>> Begin
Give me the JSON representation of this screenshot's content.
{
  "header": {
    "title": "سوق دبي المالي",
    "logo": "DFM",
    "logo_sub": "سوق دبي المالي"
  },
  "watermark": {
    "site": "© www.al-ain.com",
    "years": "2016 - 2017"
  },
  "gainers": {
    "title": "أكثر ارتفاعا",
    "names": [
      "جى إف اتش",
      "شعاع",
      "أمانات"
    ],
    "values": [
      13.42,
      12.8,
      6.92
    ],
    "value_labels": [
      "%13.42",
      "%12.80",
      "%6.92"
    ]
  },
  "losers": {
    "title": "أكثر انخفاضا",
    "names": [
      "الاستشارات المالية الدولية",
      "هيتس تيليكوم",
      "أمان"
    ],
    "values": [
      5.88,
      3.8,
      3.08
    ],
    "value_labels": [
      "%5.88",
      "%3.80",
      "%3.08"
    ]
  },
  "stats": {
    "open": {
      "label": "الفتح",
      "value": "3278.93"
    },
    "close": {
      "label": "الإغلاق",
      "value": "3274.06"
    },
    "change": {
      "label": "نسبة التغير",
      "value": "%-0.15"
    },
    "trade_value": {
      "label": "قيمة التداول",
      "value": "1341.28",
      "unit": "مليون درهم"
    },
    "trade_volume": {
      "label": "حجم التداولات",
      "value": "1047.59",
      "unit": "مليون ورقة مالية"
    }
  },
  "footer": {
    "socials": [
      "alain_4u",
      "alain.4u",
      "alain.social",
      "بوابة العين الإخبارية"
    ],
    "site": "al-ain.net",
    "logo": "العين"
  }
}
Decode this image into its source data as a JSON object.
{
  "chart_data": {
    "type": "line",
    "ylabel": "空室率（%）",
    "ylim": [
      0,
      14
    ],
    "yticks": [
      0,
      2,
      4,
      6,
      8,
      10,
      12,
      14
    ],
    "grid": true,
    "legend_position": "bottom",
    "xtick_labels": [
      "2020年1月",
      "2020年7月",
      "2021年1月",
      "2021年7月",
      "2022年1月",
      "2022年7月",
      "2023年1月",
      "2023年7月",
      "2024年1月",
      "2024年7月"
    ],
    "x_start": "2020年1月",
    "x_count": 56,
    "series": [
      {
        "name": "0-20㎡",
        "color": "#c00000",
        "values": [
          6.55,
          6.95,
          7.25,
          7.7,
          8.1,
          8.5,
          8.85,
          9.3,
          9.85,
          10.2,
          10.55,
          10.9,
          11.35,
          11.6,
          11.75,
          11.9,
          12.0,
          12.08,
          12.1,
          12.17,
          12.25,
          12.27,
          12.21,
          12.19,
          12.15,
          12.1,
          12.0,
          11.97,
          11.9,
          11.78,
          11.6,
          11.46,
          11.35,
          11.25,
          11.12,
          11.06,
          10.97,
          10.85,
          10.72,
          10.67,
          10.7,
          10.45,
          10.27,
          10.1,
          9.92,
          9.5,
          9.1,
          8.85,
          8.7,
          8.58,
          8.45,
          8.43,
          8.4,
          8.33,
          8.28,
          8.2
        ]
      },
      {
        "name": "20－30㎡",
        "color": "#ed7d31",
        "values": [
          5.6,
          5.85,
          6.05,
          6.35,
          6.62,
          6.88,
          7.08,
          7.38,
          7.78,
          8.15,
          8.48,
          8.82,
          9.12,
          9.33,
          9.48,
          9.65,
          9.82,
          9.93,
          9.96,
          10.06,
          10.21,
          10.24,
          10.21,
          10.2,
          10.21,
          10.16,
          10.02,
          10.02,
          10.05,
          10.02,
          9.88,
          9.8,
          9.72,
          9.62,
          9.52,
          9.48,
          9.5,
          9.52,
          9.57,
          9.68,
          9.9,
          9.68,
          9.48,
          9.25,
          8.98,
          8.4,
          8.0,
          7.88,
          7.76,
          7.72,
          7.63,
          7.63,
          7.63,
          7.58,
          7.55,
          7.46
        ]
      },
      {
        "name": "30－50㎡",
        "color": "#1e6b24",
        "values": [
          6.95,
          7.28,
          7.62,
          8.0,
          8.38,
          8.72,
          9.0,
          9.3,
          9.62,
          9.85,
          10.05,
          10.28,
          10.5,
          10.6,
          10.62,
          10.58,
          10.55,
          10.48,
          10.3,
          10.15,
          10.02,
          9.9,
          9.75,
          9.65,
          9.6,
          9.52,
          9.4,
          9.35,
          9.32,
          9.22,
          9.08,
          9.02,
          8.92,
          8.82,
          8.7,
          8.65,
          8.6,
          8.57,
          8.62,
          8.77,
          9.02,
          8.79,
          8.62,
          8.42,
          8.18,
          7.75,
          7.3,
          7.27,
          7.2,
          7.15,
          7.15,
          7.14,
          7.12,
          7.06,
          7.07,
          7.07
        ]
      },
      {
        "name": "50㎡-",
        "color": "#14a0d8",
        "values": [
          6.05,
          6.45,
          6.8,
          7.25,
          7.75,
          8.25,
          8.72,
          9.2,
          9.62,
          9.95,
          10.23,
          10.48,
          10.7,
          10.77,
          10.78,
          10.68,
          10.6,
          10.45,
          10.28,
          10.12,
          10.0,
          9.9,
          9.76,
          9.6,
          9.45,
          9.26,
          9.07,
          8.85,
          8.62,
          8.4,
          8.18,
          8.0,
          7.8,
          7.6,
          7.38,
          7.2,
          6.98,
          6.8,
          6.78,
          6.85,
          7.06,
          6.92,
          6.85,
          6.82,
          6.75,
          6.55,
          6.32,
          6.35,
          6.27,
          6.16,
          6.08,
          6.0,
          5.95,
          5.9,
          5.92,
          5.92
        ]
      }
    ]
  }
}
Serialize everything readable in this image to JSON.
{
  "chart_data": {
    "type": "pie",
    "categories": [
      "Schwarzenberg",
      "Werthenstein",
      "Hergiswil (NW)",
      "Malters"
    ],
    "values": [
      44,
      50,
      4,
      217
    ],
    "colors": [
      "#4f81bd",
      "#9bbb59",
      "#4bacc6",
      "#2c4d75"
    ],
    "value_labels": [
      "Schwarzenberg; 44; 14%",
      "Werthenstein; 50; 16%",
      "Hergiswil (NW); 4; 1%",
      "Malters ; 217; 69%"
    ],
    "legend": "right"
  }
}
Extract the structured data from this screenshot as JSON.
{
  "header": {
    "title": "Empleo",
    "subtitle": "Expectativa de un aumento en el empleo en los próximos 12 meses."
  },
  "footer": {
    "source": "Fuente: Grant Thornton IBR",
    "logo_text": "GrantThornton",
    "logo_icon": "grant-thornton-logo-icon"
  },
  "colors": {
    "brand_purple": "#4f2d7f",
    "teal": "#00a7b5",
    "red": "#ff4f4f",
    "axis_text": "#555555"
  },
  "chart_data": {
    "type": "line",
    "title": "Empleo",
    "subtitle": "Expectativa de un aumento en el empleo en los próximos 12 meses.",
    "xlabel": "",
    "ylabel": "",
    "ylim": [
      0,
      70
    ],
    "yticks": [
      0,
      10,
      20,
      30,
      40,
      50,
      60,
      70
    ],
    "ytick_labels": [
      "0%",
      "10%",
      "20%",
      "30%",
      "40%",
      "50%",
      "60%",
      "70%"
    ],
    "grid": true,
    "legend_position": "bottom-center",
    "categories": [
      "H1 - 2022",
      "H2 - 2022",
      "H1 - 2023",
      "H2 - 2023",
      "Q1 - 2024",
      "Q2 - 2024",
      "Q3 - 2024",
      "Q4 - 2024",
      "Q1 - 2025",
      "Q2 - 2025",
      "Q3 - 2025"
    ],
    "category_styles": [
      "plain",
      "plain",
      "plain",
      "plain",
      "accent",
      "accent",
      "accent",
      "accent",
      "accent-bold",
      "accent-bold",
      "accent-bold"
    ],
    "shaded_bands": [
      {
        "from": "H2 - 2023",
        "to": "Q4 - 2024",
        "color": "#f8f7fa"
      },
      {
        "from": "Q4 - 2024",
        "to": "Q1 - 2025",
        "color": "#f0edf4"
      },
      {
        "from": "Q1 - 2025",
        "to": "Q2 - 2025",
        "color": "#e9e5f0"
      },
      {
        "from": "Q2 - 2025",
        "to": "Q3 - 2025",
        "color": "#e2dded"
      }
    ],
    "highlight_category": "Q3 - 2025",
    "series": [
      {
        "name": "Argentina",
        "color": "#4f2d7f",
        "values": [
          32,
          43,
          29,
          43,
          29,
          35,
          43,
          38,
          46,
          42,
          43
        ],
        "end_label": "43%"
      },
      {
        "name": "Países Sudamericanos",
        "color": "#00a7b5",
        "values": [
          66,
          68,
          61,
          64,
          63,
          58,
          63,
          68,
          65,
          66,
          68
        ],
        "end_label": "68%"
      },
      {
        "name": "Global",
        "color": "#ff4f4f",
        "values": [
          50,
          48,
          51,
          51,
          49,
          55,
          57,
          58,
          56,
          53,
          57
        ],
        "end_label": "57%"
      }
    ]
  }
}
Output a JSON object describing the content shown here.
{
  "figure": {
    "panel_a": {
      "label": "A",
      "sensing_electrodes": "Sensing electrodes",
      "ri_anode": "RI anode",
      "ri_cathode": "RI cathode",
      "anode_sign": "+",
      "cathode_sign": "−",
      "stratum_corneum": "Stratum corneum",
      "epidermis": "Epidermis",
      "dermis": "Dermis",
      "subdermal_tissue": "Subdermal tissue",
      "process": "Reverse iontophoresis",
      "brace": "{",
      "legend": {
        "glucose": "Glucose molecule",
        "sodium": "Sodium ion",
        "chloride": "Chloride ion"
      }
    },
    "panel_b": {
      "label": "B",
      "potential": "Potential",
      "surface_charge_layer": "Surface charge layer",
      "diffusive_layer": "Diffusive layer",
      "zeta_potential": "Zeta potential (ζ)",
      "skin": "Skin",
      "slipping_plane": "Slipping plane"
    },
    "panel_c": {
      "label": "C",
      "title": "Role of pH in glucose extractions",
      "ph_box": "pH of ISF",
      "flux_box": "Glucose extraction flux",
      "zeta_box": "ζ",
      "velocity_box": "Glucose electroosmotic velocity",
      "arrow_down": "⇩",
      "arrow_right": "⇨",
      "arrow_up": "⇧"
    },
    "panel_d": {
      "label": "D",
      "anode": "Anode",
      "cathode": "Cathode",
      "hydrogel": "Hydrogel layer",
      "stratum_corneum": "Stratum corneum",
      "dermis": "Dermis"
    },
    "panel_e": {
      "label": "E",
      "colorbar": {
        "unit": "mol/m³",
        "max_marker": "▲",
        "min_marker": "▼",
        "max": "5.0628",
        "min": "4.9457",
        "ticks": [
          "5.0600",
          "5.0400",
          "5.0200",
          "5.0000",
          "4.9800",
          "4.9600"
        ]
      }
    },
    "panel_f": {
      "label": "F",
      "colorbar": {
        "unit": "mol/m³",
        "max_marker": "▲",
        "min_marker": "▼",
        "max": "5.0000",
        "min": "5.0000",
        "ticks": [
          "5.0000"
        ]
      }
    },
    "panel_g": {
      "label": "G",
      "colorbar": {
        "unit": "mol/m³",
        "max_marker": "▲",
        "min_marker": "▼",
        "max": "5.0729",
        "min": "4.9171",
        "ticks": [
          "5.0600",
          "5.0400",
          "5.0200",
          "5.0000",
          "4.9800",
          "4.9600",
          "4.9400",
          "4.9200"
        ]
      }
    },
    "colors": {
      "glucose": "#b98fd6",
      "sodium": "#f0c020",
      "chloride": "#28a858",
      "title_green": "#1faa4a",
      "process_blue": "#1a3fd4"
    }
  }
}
>> End
### THE EXERCISE:
Tally the lines of the data that hold the string "أكثر". Answer with the number and nothing more.

### RESULT OF THIS TASK:
2